#### [TO DO]
Leave out the pictures and return every entry exactly as it appears.

[begin EXERCISE INPUTS]

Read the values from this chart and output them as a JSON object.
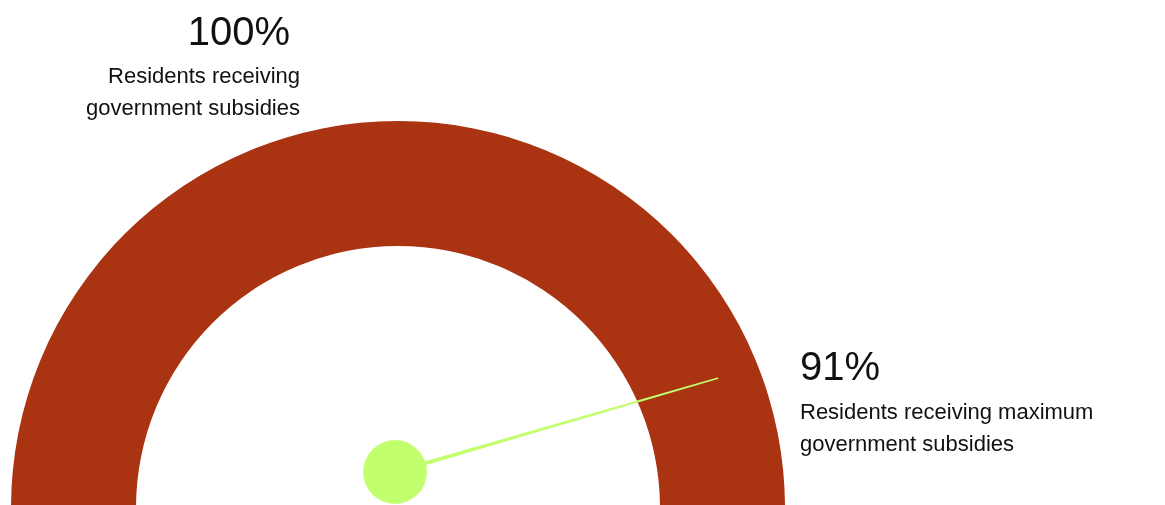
{
  "chart_data": {
    "type": "other",
    "categories": [
      "Residents receiving government subsidies",
      "Residents receiving maximum government subsidies"
    ],
    "values": [
      100,
      91
    ],
    "value_labels": [
      "100%",
      "91%"
    ],
    "colors": [
      "#aa3311",
      "#c2ff6e"
    ]
  }
}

[end EXERCISE INPUTS]

#### [SOLUTION TO THIS EXERCISE]
Read the values from this chart and output them as a JSON object.
{
  "chart_data": {
    "type": "other",
    "categories": [
      "Residents receiving government subsidies",
      "Residents receiving maximum government subsidies"
    ],
    "values": [
      100,
      91
    ],
    "value_labels": [
      "100%",
      "91%"
    ],
    "colors": [
      "#aa3311",
      "#c2ff6e"
    ]
  }
}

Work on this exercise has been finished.